### Problem to work on
Type out the records that follow, exactly as given.

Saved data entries
^^^^^^^^
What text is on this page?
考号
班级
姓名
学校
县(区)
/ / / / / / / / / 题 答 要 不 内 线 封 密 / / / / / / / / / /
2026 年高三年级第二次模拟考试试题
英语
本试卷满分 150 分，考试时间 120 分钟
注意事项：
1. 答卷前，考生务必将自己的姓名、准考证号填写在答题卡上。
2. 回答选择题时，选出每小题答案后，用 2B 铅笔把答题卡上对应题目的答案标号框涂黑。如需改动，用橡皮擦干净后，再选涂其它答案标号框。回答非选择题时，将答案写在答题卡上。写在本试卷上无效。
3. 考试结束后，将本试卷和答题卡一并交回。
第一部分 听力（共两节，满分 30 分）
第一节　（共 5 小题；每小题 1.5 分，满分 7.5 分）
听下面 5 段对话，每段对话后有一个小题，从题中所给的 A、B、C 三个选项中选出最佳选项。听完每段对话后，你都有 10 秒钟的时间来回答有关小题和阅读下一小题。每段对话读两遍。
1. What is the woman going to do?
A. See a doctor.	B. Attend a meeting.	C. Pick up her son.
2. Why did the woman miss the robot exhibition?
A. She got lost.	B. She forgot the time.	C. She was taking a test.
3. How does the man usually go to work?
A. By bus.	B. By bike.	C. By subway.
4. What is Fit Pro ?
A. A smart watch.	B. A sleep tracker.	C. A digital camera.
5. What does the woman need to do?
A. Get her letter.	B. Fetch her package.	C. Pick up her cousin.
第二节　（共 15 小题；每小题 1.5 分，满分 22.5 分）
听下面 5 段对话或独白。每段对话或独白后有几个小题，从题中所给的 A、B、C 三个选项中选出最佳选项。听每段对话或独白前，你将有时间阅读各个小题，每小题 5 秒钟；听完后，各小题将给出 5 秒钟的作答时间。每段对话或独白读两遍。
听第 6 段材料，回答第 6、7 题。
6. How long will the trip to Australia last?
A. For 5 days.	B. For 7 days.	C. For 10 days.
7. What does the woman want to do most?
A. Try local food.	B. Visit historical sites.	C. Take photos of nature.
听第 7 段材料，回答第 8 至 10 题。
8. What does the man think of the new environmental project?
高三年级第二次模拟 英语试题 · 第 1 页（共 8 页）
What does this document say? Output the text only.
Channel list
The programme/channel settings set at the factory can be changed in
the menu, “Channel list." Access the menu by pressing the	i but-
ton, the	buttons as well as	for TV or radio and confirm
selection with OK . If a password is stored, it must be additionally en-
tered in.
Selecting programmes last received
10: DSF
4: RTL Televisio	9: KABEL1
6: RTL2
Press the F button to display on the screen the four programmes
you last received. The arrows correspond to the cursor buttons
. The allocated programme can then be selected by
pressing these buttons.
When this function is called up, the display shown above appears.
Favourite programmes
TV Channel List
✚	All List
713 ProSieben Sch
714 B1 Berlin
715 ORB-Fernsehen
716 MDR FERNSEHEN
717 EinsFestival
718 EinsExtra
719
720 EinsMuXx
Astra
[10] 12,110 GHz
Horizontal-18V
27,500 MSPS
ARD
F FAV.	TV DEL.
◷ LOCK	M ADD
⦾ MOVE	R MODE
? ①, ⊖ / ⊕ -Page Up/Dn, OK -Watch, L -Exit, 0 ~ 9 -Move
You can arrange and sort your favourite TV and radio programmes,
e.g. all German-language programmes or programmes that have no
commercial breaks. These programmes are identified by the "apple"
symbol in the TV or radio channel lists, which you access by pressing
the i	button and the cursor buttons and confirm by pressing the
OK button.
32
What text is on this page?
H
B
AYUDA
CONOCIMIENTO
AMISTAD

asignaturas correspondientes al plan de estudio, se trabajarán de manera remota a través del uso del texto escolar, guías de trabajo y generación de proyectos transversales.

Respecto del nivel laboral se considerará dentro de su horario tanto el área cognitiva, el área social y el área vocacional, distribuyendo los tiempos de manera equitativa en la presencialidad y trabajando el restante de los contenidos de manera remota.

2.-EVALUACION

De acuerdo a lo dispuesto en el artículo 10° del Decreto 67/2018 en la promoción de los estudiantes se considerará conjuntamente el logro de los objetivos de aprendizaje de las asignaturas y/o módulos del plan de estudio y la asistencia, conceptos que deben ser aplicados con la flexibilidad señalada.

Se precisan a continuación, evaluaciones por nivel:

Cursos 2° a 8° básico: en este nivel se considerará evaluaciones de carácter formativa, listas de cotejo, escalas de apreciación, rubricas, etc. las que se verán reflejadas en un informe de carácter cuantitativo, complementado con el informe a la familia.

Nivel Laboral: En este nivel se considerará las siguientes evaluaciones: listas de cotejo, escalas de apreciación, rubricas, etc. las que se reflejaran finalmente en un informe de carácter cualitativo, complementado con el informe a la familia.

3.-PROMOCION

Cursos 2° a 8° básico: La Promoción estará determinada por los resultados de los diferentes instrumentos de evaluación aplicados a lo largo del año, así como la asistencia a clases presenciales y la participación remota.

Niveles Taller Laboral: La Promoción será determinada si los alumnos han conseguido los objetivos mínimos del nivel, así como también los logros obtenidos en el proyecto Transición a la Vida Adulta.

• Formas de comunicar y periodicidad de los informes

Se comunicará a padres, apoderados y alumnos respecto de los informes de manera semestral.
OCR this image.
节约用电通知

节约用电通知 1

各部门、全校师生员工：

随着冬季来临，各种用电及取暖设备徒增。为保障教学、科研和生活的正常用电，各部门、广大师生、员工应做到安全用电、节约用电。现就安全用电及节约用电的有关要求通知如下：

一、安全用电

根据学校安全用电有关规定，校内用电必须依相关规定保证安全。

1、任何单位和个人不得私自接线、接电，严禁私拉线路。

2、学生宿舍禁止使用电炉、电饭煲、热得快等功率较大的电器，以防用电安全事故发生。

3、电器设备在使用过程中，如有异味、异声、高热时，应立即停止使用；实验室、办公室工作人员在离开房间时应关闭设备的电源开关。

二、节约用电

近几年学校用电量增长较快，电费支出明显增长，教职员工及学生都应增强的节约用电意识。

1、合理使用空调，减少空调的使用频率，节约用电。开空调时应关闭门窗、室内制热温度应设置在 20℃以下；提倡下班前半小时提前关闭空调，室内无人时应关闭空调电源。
^^^^^^^^
### The completed task
What text is on this page?
考号
班级
姓名
学校
县(区)
/ / / / / / / / / 题 答 要 不 内 线 封 密 / / / / / / / / / /
2026 年高三年级第二次模拟考试试题
英语
本试卷满分 150 分，考试时间 120 分钟
注意事项：
1. 答卷前，考生务必将自己的姓名、准考证号填写在答题卡上。
2. 回答选择题时，选出每小题答案后，用 2B 铅笔把答题卡上对应题目的答案标号框涂黑。如需改动，用橡皮擦干净后，再选涂其它答案标号框。回答非选择题时，将答案写在答题卡上。写在本试卷上无效。
3. 考试结束后，将本试卷和答题卡一并交回。
第一部分 听力（共两节，满分 30 分）
第一节　（共 5 小题；每小题 1.5 分，满分 7.5 分）
听下面 5 段对话，每段对话后有一个小题，从题中所给的 A、B、C 三个选项中选出最佳选项。听完每段对话后，你都有 10 秒钟的时间来回答有关小题和阅读下一小题。每段对话读两遍。
1. What is the woman going to do?
A. See a doctor.	B. Attend a meeting.	C. Pick up her son.
2. Why did the woman miss the robot exhibition?
A. She got lost.	B. She forgot the time.	C. She was taking a test.
3. How does the man usually go to work?
A. By bus.	B. By bike.	C. By subway.
4. What is Fit Pro ?
A. A smart watch.	B. A sleep tracker.	C. A digital camera.
5. What does the woman need to do?
A. Get her letter.	B. Fetch her package.	C. Pick up her cousin.
第二节　（共 15 小题；每小题 1.5 分，满分 22.5 分）
听下面 5 段对话或独白。每段对话或独白后有几个小题，从题中所给的 A、B、C 三个选项中选出最佳选项。听每段对话或独白前，你将有时间阅读各个小题，每小题 5 秒钟；听完后，各小题将给出 5 秒钟的作答时间。每段对话或独白读两遍。
听第 6 段材料，回答第 6、7 题。
6. How long will the trip to Australia last?
A. For 5 days.	B. For 7 days.	C. For 10 days.
7. What does the woman want to do most?
A. Try local food.	B. Visit historical sites.	C. Take photos of nature.
听第 7 段材料，回答第 8 至 10 题。
8. What does the man think of the new environmental project?
高三年级第二次模拟 英语试题 · 第 1 页（共 8 页）
What does this document say? Output the text only.
Channel list
The programme/channel settings set at the factory can be changed in
the menu, “Channel list." Access the menu by pressing the	i but-
ton, the	buttons as well as	for TV or radio and confirm
selection with OK . If a password is stored, it must be additionally en-
tered in.
Selecting programmes last received
10: DSF
4: RTL Televisio	9: KABEL1
6: RTL2
Press the F button to display on the screen the four programmes
you last received. The arrows correspond to the cursor buttons
. The allocated programme can then be selected by
pressing these buttons.
When this function is called up, the display shown above appears.
Favourite programmes
TV Channel List
✚	All List
713 ProSieben Sch
714 B1 Berlin
715 ORB-Fernsehen
716 MDR FERNSEHEN
717 EinsFestival
718 EinsExtra
719
720 EinsMuXx
Astra
[10] 12,110 GHz
Horizontal-18V
27,500 MSPS
ARD
F FAV.	TV DEL.
◷ LOCK	M ADD
⦾ MOVE	R MODE
? ①, ⊖ / ⊕ -Page Up/Dn, OK -Watch, L -Exit, 0 ~ 9 -Move
You can arrange and sort your favourite TV and radio programmes,
e.g. all German-language programmes or programmes that have no
commercial breaks. These programmes are identified by the "apple"
symbol in the TV or radio channel lists, which you access by pressing
the i	button and the cursor buttons and confirm by pressing the
OK button.
32
What text is on this page?
H
B
AYUDA
CONOCIMIENTO
AMISTAD

asignaturas correspondientes al plan de estudio, se trabajarán de manera remota a través del uso del texto escolar, guías de trabajo y generación de proyectos transversales.

Respecto del nivel laboral se considerará dentro de su horario tanto el área cognitiva, el área social y el área vocacional, distribuyendo los tiempos de manera equitativa en la presencialidad y trabajando el restante de los contenidos de manera remota.

2.-EVALUACION

De acuerdo a lo dispuesto en el artículo 10° del Decreto 67/2018 en la promoción de los estudiantes se considerará conjuntamente el logro de los objetivos de aprendizaje de las asignaturas y/o módulos del plan de estudio y la asistencia, conceptos que deben ser aplicados con la flexibilidad señalada.

Se precisan a continuación, evaluaciones por nivel:

Cursos 2° a 8° básico: en este nivel se considerará evaluaciones de carácter formativa, listas de cotejo, escalas de apreciación, rubricas, etc. las que se verán reflejadas en un informe de carácter cuantitativo, complementado con el informe a la familia.

Nivel Laboral: En este nivel se considerará las siguientes evaluaciones: listas de cotejo, escalas de apreciación, rubricas, etc. las que se reflejaran finalmente en un informe de carácter cualitativo, complementado con el informe a la familia.

3.-PROMOCION

Cursos 2° a 8° básico: La Promoción estará determinada por los resultados de los diferentes instrumentos de evaluación aplicados a lo largo del año, así como la asistencia a clases presenciales y la participación remota.

Niveles Taller Laboral: La Promoción será determinada si los alumnos han conseguido los objetivos mínimos del nivel, así como también los logros obtenidos en el proyecto Transición a la Vida Adulta.

• Formas de comunicar y periodicidad de los informes

Se comunicará a padres, apoderados y alumnos respecto de los informes de manera semestral.
OCR this image.
节约用电通知

节约用电通知 1

各部门、全校师生员工：

随着冬季来临，各种用电及取暖设备徒增。为保障教学、科研和生活的正常用电，各部门、广大师生、员工应做到安全用电、节约用电。现就安全用电及节约用电的有关要求通知如下：

一、安全用电

根据学校安全用电有关规定，校内用电必须依相关规定保证安全。

1、任何单位和个人不得私自接线、接电，严禁私拉线路。

2、学生宿舍禁止使用电炉、电饭煲、热得快等功率较大的电器，以防用电安全事故发生。

3、电器设备在使用过程中，如有异味、异声、高热时，应立即停止使用；实验室、办公室工作人员在离开房间时应关闭设备的电源开关。

二、节约用电

近几年学校用电量增长较快，电费支出明显增长，教职员工及学生都应增强的节约用电意识。

1、合理使用空调，减少空调的使用频率，节约用电。开空调时应关闭门窗、室内制热温度应设置在 20℃以下；提倡下班前半小时提前关闭空调，室内无人时应关闭空调电源。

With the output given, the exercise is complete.